**** Information provided ****

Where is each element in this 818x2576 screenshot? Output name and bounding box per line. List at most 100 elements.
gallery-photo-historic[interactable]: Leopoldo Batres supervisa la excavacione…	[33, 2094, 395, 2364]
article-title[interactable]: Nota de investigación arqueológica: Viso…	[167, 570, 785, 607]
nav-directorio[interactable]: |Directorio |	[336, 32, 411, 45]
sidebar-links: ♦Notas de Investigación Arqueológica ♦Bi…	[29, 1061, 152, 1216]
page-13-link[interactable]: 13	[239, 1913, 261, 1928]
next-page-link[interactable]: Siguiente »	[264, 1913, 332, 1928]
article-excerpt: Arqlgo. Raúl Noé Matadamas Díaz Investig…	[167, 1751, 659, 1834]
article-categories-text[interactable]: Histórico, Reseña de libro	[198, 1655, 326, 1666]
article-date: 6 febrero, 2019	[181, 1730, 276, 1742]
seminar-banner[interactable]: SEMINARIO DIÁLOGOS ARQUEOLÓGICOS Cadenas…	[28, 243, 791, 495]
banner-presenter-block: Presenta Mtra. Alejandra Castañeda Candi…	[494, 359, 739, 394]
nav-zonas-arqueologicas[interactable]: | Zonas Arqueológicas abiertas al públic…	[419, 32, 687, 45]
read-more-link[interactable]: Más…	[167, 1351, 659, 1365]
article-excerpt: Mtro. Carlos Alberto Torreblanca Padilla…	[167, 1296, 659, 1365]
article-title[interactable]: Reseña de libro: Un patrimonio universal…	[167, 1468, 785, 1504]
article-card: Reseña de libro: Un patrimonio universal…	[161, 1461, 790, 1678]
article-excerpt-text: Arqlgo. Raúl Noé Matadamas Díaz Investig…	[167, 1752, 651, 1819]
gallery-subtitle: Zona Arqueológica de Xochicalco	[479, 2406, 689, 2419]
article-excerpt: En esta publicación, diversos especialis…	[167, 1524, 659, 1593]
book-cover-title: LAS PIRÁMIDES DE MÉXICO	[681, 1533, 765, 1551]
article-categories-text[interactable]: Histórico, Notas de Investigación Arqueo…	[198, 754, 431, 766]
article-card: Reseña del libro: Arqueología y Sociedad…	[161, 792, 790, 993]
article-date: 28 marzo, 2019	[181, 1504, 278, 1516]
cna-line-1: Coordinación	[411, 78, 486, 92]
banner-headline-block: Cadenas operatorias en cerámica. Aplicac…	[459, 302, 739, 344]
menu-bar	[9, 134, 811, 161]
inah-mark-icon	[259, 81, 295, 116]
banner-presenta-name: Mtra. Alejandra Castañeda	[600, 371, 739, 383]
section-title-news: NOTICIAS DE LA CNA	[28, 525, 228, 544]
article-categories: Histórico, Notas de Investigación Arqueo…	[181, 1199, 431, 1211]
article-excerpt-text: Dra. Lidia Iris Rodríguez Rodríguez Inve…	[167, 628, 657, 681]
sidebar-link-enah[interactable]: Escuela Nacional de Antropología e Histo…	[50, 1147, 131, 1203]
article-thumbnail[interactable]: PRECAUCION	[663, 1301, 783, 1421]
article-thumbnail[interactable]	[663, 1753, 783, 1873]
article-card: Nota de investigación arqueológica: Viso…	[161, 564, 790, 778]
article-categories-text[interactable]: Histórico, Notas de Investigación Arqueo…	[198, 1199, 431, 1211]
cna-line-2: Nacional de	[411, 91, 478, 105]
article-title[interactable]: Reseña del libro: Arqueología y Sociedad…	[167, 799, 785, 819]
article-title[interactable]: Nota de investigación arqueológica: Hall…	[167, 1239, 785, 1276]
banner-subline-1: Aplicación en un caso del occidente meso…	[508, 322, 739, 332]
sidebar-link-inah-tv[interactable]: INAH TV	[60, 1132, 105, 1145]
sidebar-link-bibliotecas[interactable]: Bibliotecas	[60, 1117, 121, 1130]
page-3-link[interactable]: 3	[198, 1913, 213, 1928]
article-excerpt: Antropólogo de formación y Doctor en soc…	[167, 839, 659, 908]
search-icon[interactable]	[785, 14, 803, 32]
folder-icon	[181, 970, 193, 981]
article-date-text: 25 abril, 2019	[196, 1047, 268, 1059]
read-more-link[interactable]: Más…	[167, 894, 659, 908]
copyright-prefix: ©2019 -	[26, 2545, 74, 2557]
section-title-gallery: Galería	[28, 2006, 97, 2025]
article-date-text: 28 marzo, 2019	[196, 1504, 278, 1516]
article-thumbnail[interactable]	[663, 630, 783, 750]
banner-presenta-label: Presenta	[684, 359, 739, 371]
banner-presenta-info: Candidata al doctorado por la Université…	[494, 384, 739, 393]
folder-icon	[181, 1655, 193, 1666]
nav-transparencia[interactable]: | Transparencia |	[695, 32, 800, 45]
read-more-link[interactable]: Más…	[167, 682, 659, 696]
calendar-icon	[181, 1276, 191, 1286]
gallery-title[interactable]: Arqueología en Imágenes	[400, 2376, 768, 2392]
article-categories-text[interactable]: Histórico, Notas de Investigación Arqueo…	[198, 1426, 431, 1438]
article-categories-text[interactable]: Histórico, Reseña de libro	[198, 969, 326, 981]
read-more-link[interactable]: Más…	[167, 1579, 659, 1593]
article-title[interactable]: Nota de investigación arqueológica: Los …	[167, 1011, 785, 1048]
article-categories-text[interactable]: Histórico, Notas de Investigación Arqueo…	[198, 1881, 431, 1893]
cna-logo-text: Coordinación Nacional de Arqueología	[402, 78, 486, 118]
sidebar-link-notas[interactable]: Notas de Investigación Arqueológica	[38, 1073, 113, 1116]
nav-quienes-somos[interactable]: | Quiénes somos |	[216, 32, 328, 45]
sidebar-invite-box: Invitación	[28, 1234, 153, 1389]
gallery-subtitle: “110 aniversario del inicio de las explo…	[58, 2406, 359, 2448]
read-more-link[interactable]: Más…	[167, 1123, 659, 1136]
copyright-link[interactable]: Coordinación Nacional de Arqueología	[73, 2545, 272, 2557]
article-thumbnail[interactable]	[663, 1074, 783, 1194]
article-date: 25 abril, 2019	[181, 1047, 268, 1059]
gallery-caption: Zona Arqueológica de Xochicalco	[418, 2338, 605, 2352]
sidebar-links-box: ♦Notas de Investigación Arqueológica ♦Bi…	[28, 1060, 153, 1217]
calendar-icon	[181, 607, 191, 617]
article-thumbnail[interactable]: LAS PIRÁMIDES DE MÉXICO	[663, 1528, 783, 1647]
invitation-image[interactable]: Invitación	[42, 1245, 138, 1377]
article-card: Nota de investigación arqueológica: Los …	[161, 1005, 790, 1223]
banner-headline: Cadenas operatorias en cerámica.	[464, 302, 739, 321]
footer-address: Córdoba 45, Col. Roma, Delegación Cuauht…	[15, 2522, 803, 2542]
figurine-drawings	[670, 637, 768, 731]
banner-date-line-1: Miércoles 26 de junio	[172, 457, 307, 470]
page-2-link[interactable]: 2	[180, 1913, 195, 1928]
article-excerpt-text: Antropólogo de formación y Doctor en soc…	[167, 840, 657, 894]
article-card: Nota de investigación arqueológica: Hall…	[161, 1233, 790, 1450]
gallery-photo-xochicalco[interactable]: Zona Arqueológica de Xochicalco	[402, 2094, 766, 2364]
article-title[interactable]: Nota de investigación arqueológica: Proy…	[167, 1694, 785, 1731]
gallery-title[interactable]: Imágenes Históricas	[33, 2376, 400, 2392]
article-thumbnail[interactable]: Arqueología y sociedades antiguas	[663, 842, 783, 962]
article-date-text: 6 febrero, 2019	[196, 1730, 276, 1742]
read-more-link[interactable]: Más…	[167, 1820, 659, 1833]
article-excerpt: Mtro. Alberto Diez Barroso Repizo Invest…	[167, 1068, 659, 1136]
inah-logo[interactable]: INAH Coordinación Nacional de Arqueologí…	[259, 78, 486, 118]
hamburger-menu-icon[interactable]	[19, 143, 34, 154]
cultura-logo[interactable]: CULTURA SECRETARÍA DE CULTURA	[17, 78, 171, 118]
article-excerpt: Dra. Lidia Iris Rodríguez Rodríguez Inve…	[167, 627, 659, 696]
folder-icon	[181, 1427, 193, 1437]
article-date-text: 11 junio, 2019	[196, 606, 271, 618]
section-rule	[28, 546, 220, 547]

****

What you should do: Where a line of the data above includes "links", copy that line.

Answer section:
sidebar-links: ♦Notas de Investigación Arqueológica ♦Bi…	[29, 1061, 152, 1216]
sidebar-links-box: ♦Notas de Investigación Arqueológica ♦Bi…	[28, 1060, 153, 1217]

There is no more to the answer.